Copy out each line of the records that contains the string "legend". Case must match.

-- Start of TASK INPUT --

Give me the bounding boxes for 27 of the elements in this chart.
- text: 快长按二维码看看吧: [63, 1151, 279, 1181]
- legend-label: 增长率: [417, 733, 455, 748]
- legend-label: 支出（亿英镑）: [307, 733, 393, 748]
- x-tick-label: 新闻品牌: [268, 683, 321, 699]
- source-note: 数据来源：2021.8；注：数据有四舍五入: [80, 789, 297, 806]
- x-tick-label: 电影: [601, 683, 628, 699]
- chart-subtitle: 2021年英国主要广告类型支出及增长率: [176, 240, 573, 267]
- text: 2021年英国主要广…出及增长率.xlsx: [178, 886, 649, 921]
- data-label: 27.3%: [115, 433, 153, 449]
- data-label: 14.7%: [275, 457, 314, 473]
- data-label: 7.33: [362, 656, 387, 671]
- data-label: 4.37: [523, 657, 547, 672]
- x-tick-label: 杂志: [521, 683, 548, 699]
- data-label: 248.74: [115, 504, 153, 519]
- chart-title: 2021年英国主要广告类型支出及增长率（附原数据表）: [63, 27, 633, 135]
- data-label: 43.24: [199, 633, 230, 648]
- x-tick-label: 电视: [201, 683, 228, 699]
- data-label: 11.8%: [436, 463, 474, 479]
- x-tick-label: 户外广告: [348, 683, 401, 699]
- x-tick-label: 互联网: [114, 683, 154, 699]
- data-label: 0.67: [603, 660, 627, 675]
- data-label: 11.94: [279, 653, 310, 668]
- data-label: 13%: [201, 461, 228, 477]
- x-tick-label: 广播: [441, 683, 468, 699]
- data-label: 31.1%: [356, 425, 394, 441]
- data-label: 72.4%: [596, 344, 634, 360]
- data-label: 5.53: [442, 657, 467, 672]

-- End of TASK INPUT --

§ WORKED ANSWER
- legend-label: 增长率: [417, 733, 455, 748]
- legend-label: 支出（亿英镑）: [307, 733, 393, 748]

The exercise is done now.